__Work to be completed__
Without including any pictures, copy each entry below exactly.

__Material for this exercise__
☆ ☆ ☆
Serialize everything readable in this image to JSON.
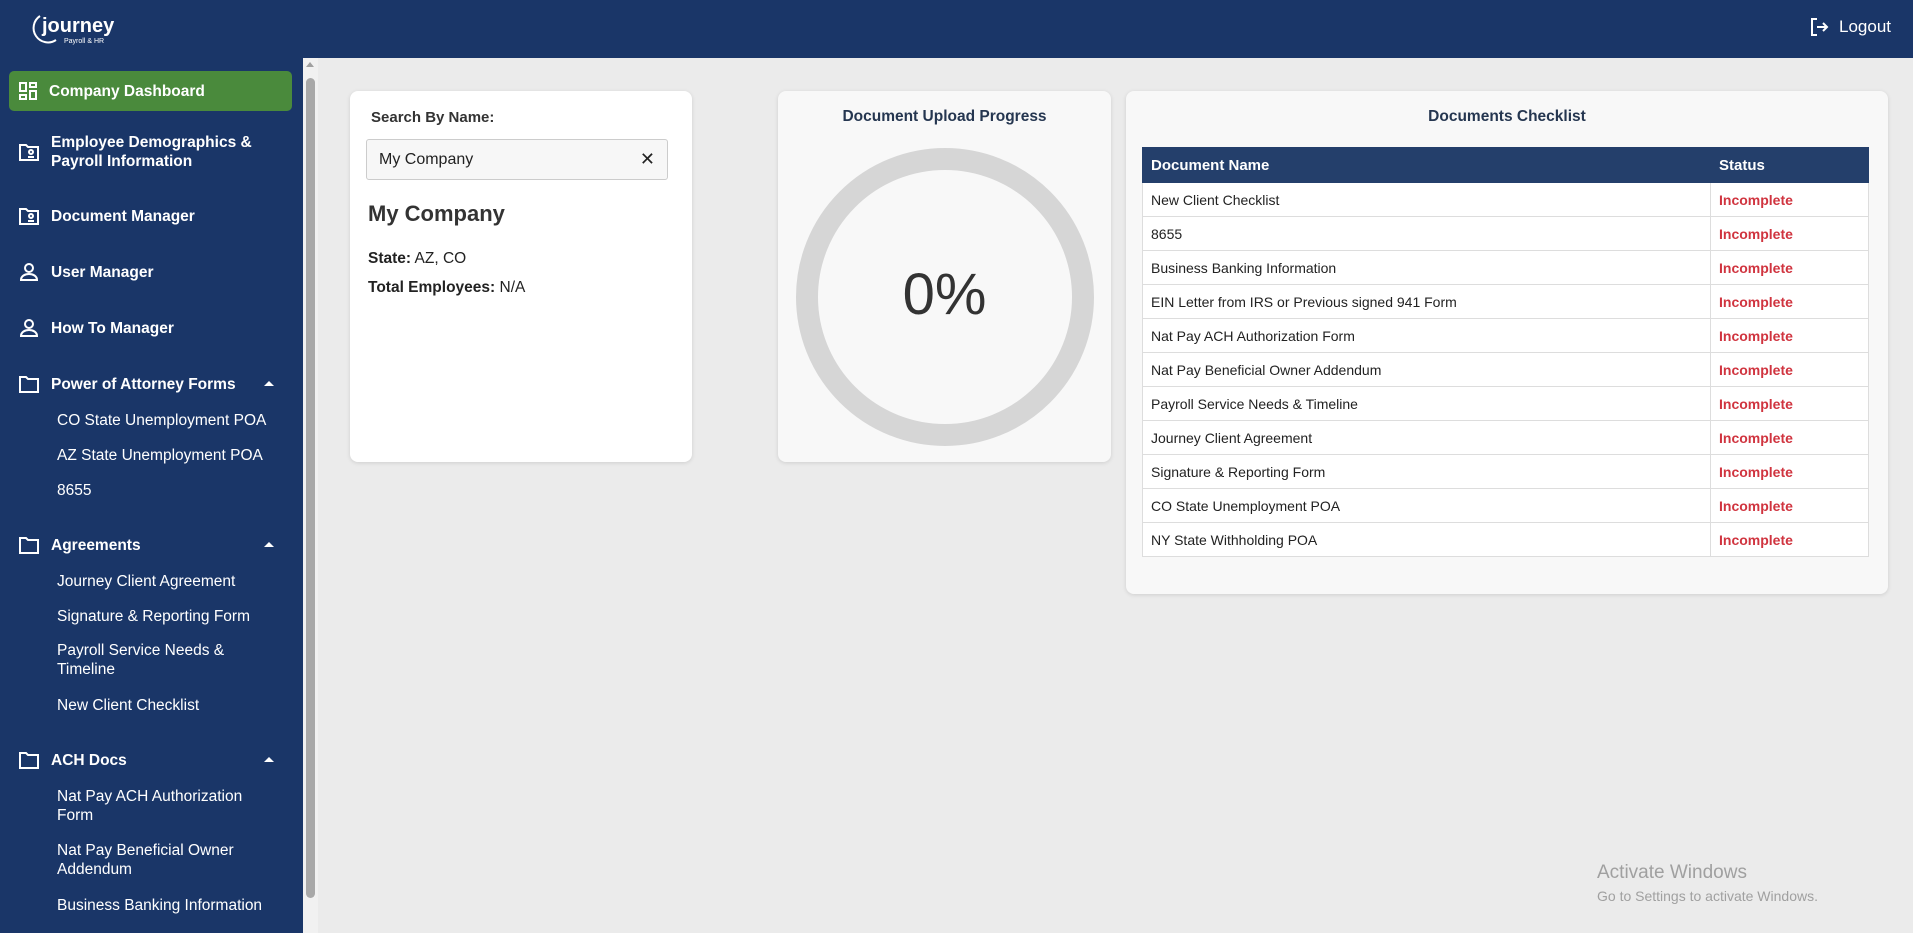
{
  "header": {
    "logo_text": "journey Payroll & HR",
    "logout_label": "Logout"
  },
  "sidebar": {
    "items": [
      {
        "label": "Company Dashboard",
        "icon": "dashboard-icon",
        "active": true
      },
      {
        "label": "Employee Demographics & Payroll Information",
        "icon": "folder-user-icon"
      },
      {
        "label": "Document Manager",
        "icon": "folder-user-icon"
      },
      {
        "label": "User Manager",
        "icon": "user-icon"
      },
      {
        "label": "How To Manager",
        "icon": "user-icon"
      }
    ],
    "groups": [
      {
        "label": "Power of Attorney Forms",
        "expanded": true,
        "children": [
          "CO State Unemployment POA",
          "AZ State Unemployment POA",
          "8655"
        ]
      },
      {
        "label": "Agreements",
        "expanded": true,
        "children": [
          "Journey Client Agreement",
          "Signature & Reporting Form",
          "Payroll Service Needs & Timeline",
          "New Client Checklist"
        ]
      },
      {
        "label": "ACH Docs",
        "expanded": true,
        "children": [
          "Nat Pay ACH Authorization Form",
          "Nat Pay Beneficial Owner Addendum",
          "Business Banking Information"
        ]
      }
    ]
  },
  "search": {
    "label": "Search By Name:",
    "value": "My Company",
    "company_name": "My Company",
    "state_label": "State:",
    "state_value": "AZ, CO",
    "employees_label": "Total Employees:",
    "employees_value": "N/A"
  },
  "progress": {
    "title": "Document Upload Progress",
    "value_text": "0%",
    "percent": 0,
    "track_color": "#d6d6d6"
  },
  "checklist": {
    "title": "Documents Checklist",
    "columns": [
      "Document Name",
      "Status"
    ],
    "rows": [
      [
        "New Client Checklist",
        "Incomplete"
      ],
      [
        "8655",
        "Incomplete"
      ],
      [
        "Business Banking Information",
        "Incomplete"
      ],
      [
        "EIN Letter from IRS or Previous signed 941 Form",
        "Incomplete"
      ],
      [
        "Nat Pay ACH Authorization Form",
        "Incomplete"
      ],
      [
        "Nat Pay Beneficial Owner Addendum",
        "Incomplete"
      ],
      [
        "Payroll Service Needs & Timeline",
        "Incomplete"
      ],
      [
        "Journey Client Agreement",
        "Incomplete"
      ],
      [
        "Signature & Reporting Form",
        "Incomplete"
      ],
      [
        "CO State Unemployment POA",
        "Incomplete"
      ],
      [
        "NY State Withholding POA",
        "Incomplete"
      ]
    ]
  },
  "watermark": {
    "title": "Activate Windows",
    "subtitle": "Go to Settings to activate Windows."
  },
  "colors": {
    "header": "#1a3668",
    "active": "#4a8a3c",
    "table_header": "#243f6b",
    "incomplete": "#d0343f"
  }
}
☆ ☆ ☆
__Complete answer__
Serialize everything readable in this image to JSON.
{
  "header": {
    "logo_text": "journey Payroll & HR",
    "logout_label": "Logout"
  },
  "sidebar": {
    "items": [
      {
        "label": "Company Dashboard",
        "icon": "dashboard-icon",
        "active": true
      },
      {
        "label": "Employee Demographics & Payroll Information",
        "icon": "folder-user-icon"
      },
      {
        "label": "Document Manager",
        "icon": "folder-user-icon"
      },
      {
        "label": "User Manager",
        "icon": "user-icon"
      },
      {
        "label": "How To Manager",
        "icon": "user-icon"
      }
    ],
    "groups": [
      {
        "label": "Power of Attorney Forms",
        "expanded": true,
        "children": [
          "CO State Unemployment POA",
          "AZ State Unemployment POA",
          "8655"
        ]
      },
      {
        "label": "Agreements",
        "expanded": true,
        "children": [
          "Journey Client Agreement",
          "Signature & Reporting Form",
          "Payroll Service Needs & Timeline",
          "New Client Checklist"
        ]
      },
      {
        "label": "ACH Docs",
        "expanded": true,
        "children": [
          "Nat Pay ACH Authorization Form",
          "Nat Pay Beneficial Owner Addendum",
          "Business Banking Information"
        ]
      }
    ]
  },
  "search": {
    "label": "Search By Name:",
    "value": "My Company",
    "company_name": "My Company",
    "state_label": "State:",
    "state_value": "AZ, CO",
    "employees_label": "Total Employees:",
    "employees_value": "N/A"
  },
  "progress": {
    "title": "Document Upload Progress",
    "value_text": "0%",
    "percent": 0,
    "track_color": "#d6d6d6"
  },
  "checklist": {
    "title": "Documents Checklist",
    "columns": [
      "Document Name",
      "Status"
    ],
    "rows": [
      [
        "New Client Checklist",
        "Incomplete"
      ],
      [
        "8655",
        "Incomplete"
      ],
      [
        "Business Banking Information",
        "Incomplete"
      ],
      [
        "EIN Letter from IRS or Previous signed 941 Form",
        "Incomplete"
      ],
      [
        "Nat Pay ACH Authorization Form",
        "Incomplete"
      ],
      [
        "Nat Pay Beneficial Owner Addendum",
        "Incomplete"
      ],
      [
        "Payroll Service Needs & Timeline",
        "Incomplete"
      ],
      [
        "Journey Client Agreement",
        "Incomplete"
      ],
      [
        "Signature & Reporting Form",
        "Incomplete"
      ],
      [
        "CO State Unemployment POA",
        "Incomplete"
      ],
      [
        "NY State Withholding POA",
        "Incomplete"
      ]
    ]
  },
  "watermark": {
    "title": "Activate Windows",
    "subtitle": "Go to Settings to activate Windows."
  },
  "colors": {
    "header": "#1a3668",
    "active": "#4a8a3c",
    "table_header": "#243f6b",
    "incomplete": "#d0343f"
  }
}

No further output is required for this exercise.